[Stored records]
## Begin
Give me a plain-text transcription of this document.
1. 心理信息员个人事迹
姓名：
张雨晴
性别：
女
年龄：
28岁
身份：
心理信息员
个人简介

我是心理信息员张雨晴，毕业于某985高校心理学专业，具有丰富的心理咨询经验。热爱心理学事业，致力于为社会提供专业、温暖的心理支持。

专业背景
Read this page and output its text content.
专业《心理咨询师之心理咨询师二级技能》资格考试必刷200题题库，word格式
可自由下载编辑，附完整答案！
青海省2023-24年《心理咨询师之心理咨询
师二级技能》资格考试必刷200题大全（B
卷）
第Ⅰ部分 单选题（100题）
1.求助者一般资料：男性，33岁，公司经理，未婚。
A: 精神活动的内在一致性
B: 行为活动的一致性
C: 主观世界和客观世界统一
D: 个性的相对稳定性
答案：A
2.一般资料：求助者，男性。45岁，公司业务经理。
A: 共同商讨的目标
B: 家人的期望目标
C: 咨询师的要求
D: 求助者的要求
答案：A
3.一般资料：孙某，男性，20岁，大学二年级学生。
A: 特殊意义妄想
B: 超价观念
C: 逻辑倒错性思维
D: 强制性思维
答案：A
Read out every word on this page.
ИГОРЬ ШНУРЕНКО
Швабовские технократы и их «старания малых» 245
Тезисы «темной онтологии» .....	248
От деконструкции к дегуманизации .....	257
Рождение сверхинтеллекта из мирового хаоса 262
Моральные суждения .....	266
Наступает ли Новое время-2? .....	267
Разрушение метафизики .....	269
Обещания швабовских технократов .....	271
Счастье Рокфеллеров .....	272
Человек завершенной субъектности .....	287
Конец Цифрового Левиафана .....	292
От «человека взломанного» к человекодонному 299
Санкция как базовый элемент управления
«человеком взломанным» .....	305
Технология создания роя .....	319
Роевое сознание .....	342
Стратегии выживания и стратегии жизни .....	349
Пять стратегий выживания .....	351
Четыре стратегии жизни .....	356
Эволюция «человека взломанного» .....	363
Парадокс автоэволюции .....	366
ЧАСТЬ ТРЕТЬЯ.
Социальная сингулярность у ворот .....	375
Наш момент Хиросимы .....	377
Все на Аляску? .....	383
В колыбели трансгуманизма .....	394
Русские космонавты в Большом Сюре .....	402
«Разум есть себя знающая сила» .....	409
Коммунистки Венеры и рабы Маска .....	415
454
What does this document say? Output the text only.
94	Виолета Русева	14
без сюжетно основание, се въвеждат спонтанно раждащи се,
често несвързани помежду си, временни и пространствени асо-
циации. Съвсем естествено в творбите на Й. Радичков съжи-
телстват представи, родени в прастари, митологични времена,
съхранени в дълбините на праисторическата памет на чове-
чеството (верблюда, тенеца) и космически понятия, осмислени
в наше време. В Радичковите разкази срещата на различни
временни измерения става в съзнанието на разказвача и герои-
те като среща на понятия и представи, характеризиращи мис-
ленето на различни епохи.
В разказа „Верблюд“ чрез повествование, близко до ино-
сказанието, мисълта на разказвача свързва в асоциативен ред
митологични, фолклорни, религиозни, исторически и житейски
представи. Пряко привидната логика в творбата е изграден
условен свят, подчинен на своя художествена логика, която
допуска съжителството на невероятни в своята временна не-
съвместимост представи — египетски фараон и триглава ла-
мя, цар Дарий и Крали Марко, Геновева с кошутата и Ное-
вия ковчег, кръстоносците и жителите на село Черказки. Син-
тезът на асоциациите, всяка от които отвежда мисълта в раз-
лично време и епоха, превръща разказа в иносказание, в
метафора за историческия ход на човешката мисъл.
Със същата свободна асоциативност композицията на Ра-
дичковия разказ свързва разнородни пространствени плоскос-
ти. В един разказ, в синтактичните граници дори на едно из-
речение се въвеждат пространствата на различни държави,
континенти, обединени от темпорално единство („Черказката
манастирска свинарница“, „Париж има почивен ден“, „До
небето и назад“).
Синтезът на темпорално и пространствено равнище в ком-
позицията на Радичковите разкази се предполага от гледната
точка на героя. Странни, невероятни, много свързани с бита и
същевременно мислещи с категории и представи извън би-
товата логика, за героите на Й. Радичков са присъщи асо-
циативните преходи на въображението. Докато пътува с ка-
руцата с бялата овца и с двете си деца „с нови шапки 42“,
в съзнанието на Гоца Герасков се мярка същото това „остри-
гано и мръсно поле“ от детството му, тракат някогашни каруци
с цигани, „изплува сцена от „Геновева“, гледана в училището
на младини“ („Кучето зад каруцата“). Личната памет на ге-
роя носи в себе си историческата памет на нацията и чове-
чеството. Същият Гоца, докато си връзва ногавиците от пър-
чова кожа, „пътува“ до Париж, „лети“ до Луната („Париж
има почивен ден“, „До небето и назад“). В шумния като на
## End
For the material, find the number of lines holding the word "пространствени" and give that figure and nothing more.

Answer to this task =
2